_What is expected_
Copy the entries below verbatim, from the line with "Bar <box>151 217 159 227</box>" to the line with "Circle shape <box>328 107 362 140</box>", including both of those lines.

_Dataset extract_
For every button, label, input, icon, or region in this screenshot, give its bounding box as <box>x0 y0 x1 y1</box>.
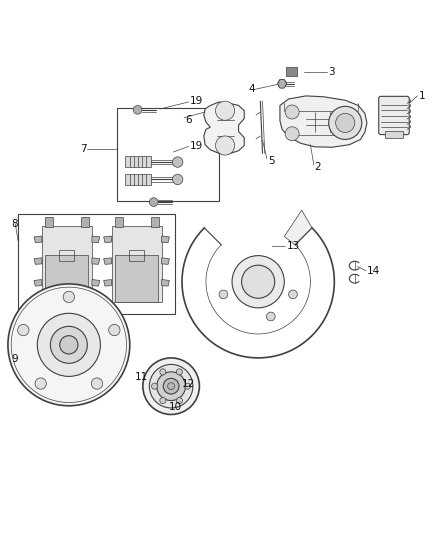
Bar <box>151 217 159 227</box>
Circle shape <box>149 365 193 408</box>
Bar <box>117 108 219 201</box>
Circle shape <box>92 378 102 389</box>
Text: 19: 19 <box>189 96 203 106</box>
Circle shape <box>168 383 175 390</box>
Polygon shape <box>34 279 42 286</box>
Circle shape <box>242 265 275 298</box>
Circle shape <box>328 107 362 140</box>
Bar <box>18 214 175 314</box>
Polygon shape <box>280 96 367 147</box>
Polygon shape <box>34 258 42 264</box>
Circle shape <box>285 127 299 141</box>
Circle shape <box>35 378 46 389</box>
Text: 6: 6 <box>185 115 192 125</box>
Polygon shape <box>104 279 112 286</box>
Circle shape <box>266 312 275 321</box>
Polygon shape <box>162 258 170 264</box>
Circle shape <box>18 325 29 336</box>
Text: 7: 7 <box>81 143 87 154</box>
Bar <box>129 250 144 261</box>
Circle shape <box>177 369 183 375</box>
Ellipse shape <box>37 313 100 376</box>
Ellipse shape <box>8 284 130 406</box>
Text: 9: 9 <box>11 354 18 364</box>
Text: 14: 14 <box>367 266 380 276</box>
Bar <box>115 255 158 302</box>
Circle shape <box>185 383 191 389</box>
Circle shape <box>173 174 183 184</box>
Circle shape <box>152 383 158 389</box>
Circle shape <box>160 369 166 375</box>
Bar <box>112 226 162 302</box>
Circle shape <box>149 198 158 206</box>
Bar <box>115 217 123 227</box>
Circle shape <box>232 256 284 308</box>
Text: 8: 8 <box>11 219 18 229</box>
Circle shape <box>133 106 142 114</box>
Bar <box>286 67 297 76</box>
Circle shape <box>173 157 183 167</box>
Text: 2: 2 <box>315 162 321 172</box>
Bar <box>46 217 53 227</box>
Polygon shape <box>278 79 286 88</box>
Bar <box>46 255 88 302</box>
Circle shape <box>289 290 297 298</box>
Polygon shape <box>162 279 170 286</box>
Bar <box>42 226 92 302</box>
Text: 12: 12 <box>182 379 195 389</box>
Circle shape <box>215 101 235 120</box>
Circle shape <box>278 79 286 88</box>
Bar <box>125 156 151 167</box>
Polygon shape <box>92 279 100 286</box>
Bar <box>125 174 151 184</box>
Polygon shape <box>92 236 100 243</box>
Circle shape <box>219 290 228 298</box>
Text: 1: 1 <box>419 91 426 101</box>
Polygon shape <box>34 236 42 243</box>
Circle shape <box>163 378 179 394</box>
Bar <box>60 250 74 261</box>
Polygon shape <box>284 210 312 245</box>
Polygon shape <box>92 258 100 264</box>
Bar <box>81 217 89 227</box>
Circle shape <box>157 372 185 400</box>
Polygon shape <box>104 258 112 264</box>
Polygon shape <box>162 236 170 243</box>
Text: 4: 4 <box>249 84 255 94</box>
Text: 10: 10 <box>169 402 182 411</box>
Text: 13: 13 <box>286 240 300 251</box>
Circle shape <box>215 136 235 155</box>
FancyBboxPatch shape <box>379 96 409 135</box>
Circle shape <box>143 358 199 415</box>
Circle shape <box>336 114 355 133</box>
Bar <box>385 131 403 138</box>
Text: 3: 3 <box>328 67 335 77</box>
Text: 5: 5 <box>268 156 275 166</box>
Ellipse shape <box>50 326 87 364</box>
Ellipse shape <box>60 336 78 354</box>
Circle shape <box>177 398 183 403</box>
Text: 19: 19 <box>189 141 203 150</box>
Circle shape <box>109 325 120 336</box>
Circle shape <box>285 105 299 119</box>
Polygon shape <box>204 102 244 154</box>
Circle shape <box>63 292 74 303</box>
Polygon shape <box>104 236 112 243</box>
Text: 11: 11 <box>135 373 148 383</box>
Circle shape <box>160 398 166 403</box>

_Exercise output_
Bar <box>151 217 159 227</box>
Circle shape <box>149 365 193 408</box>
Bar <box>117 108 219 201</box>
Circle shape <box>92 378 102 389</box>
Text: 19: 19 <box>189 96 203 106</box>
Circle shape <box>168 383 175 390</box>
Polygon shape <box>34 279 42 286</box>
Circle shape <box>242 265 275 298</box>
Circle shape <box>328 107 362 140</box>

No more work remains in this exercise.